- [Task brief]: Identify and pull out each line of the entries in which "this" occurs.

- [Listing]:
————

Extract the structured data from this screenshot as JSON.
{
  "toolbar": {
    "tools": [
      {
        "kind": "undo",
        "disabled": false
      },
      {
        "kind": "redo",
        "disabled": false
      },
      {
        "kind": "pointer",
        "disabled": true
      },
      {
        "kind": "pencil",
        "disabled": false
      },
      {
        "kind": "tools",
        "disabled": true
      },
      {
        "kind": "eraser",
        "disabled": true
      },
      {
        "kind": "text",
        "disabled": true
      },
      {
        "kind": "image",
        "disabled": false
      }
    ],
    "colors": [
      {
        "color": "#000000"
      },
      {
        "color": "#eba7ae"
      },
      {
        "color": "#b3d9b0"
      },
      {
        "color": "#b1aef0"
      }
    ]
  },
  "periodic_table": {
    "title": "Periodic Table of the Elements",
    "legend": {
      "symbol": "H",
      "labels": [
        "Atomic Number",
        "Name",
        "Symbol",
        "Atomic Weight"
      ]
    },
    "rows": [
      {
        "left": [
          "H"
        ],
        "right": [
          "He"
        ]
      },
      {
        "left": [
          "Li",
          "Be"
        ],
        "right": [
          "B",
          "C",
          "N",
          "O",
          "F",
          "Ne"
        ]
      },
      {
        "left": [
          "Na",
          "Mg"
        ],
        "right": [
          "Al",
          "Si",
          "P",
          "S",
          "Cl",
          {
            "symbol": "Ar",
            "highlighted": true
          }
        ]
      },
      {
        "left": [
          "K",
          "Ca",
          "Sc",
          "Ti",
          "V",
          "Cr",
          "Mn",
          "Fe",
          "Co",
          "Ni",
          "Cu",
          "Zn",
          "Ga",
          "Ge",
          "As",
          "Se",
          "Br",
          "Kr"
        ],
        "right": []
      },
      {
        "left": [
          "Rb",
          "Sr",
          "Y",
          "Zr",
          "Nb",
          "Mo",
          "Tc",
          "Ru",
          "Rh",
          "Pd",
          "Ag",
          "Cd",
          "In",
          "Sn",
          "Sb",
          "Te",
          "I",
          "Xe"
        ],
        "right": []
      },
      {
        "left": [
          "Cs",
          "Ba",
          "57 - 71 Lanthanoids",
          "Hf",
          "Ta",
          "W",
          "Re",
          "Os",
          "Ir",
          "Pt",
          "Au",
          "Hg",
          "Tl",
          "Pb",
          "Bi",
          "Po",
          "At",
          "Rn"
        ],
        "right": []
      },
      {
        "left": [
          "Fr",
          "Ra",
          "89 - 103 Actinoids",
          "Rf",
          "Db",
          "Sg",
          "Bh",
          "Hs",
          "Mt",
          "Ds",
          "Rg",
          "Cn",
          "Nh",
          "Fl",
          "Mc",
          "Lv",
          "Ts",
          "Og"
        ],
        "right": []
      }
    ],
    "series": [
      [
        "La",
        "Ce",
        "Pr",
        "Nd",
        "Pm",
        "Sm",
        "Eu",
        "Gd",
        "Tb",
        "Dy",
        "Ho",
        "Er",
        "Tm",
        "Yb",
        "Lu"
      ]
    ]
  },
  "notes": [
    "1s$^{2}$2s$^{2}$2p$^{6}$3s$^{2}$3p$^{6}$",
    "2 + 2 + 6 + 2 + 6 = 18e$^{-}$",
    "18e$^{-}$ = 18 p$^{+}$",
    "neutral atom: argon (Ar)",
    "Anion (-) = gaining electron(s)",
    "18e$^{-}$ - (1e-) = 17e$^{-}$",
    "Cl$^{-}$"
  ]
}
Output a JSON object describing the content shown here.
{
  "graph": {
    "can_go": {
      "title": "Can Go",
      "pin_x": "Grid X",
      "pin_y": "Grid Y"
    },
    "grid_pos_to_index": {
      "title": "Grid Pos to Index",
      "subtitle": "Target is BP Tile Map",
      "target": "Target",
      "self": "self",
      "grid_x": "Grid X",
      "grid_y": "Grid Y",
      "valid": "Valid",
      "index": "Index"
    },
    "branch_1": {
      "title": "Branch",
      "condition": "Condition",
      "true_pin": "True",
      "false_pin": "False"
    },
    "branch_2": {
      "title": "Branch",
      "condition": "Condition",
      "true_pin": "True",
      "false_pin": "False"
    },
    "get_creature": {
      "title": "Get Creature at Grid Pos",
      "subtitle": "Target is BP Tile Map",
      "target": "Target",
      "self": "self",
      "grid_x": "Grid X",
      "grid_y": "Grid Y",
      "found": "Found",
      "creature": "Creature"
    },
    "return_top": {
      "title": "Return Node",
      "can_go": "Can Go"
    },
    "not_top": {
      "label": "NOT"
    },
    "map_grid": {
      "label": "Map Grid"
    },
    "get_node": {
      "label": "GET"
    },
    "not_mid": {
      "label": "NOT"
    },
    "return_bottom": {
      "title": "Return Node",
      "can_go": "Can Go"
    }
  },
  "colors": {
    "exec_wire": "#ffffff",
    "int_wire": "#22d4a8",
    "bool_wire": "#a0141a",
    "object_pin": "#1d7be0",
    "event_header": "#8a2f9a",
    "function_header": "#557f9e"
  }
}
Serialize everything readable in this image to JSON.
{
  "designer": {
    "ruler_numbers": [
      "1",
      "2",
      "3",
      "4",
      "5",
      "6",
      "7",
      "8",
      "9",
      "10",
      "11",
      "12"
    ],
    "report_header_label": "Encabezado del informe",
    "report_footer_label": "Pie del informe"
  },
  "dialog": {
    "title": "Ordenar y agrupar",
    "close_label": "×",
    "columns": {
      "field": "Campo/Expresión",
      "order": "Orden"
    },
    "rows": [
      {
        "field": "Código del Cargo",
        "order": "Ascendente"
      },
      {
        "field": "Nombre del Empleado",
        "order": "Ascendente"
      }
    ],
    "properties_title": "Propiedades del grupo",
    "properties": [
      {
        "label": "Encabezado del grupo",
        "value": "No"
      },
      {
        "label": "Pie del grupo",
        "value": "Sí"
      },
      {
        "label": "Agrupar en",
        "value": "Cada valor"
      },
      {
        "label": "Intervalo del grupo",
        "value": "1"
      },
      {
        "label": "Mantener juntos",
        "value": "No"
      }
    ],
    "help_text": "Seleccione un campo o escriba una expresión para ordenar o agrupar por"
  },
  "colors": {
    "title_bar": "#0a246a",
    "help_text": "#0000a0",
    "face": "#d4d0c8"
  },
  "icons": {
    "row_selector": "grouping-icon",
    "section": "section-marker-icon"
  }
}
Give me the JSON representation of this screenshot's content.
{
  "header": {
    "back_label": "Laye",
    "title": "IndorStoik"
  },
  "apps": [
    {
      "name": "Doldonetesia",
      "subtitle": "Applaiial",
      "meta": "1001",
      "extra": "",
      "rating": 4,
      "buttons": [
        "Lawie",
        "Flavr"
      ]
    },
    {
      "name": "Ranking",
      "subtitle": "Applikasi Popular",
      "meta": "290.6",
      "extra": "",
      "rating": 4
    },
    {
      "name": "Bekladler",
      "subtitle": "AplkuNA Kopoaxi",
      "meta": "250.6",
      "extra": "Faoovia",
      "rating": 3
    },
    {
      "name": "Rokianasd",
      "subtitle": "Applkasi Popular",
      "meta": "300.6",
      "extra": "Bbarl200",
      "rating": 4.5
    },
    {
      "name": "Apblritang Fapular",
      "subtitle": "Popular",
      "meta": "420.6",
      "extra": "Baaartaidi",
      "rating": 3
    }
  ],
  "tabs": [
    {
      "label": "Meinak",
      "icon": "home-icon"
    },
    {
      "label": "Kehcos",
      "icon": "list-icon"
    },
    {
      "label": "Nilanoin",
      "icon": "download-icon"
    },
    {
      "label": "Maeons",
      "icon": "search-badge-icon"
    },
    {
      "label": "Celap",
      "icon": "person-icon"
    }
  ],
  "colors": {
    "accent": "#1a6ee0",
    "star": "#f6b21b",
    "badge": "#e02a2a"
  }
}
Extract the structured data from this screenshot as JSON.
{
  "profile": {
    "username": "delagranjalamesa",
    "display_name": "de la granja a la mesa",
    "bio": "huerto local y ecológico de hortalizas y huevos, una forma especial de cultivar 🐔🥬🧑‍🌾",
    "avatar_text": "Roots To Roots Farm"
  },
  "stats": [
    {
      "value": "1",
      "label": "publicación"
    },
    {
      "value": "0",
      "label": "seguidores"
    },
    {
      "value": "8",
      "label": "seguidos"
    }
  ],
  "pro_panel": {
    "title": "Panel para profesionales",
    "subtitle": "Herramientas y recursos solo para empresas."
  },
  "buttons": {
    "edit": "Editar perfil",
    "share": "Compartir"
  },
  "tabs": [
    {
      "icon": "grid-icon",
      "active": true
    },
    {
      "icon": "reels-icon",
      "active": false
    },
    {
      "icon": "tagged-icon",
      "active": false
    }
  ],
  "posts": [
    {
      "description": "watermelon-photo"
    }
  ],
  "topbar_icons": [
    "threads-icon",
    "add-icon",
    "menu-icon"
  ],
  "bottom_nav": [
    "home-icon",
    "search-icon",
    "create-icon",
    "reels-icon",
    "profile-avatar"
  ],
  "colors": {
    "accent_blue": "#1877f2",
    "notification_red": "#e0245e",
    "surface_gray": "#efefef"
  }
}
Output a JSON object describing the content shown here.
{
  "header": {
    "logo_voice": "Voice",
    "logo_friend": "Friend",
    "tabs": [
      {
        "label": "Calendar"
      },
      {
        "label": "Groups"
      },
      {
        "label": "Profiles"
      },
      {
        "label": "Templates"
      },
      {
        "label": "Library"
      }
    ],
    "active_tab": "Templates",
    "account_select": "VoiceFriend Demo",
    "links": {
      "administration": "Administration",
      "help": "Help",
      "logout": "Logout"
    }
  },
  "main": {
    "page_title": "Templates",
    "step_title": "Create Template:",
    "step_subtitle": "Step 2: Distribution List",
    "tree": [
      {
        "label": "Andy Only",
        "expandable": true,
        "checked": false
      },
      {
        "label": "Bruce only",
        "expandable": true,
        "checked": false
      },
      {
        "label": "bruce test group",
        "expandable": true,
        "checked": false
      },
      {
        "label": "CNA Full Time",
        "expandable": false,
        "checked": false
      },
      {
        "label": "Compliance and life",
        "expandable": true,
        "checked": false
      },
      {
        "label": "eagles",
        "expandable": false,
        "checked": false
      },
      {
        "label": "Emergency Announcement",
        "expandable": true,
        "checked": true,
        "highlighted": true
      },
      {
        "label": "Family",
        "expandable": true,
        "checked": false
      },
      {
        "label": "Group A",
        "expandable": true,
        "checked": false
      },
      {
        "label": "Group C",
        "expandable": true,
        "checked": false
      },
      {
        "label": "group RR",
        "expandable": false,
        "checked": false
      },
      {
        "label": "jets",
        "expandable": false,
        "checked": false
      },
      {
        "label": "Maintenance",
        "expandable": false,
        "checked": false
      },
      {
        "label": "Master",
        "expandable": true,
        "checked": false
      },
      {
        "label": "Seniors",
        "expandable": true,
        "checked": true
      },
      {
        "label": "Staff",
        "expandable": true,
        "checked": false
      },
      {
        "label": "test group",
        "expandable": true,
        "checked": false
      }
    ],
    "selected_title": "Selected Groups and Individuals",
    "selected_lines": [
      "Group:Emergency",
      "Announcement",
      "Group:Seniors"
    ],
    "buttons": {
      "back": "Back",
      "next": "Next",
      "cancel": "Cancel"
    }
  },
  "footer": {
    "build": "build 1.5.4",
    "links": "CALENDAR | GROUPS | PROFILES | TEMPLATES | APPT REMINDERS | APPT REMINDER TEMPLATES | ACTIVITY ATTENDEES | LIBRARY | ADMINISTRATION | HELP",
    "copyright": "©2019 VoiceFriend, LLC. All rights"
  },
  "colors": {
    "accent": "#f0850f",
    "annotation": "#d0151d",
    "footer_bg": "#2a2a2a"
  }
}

————

- [Solution]:
Extract the structured data from this screenshot as JSON.
Serialize everything readable in this image to JSON.
Give me the JSON representation of this screenshot's content.
Extract the structured data from this screenshot as JSON.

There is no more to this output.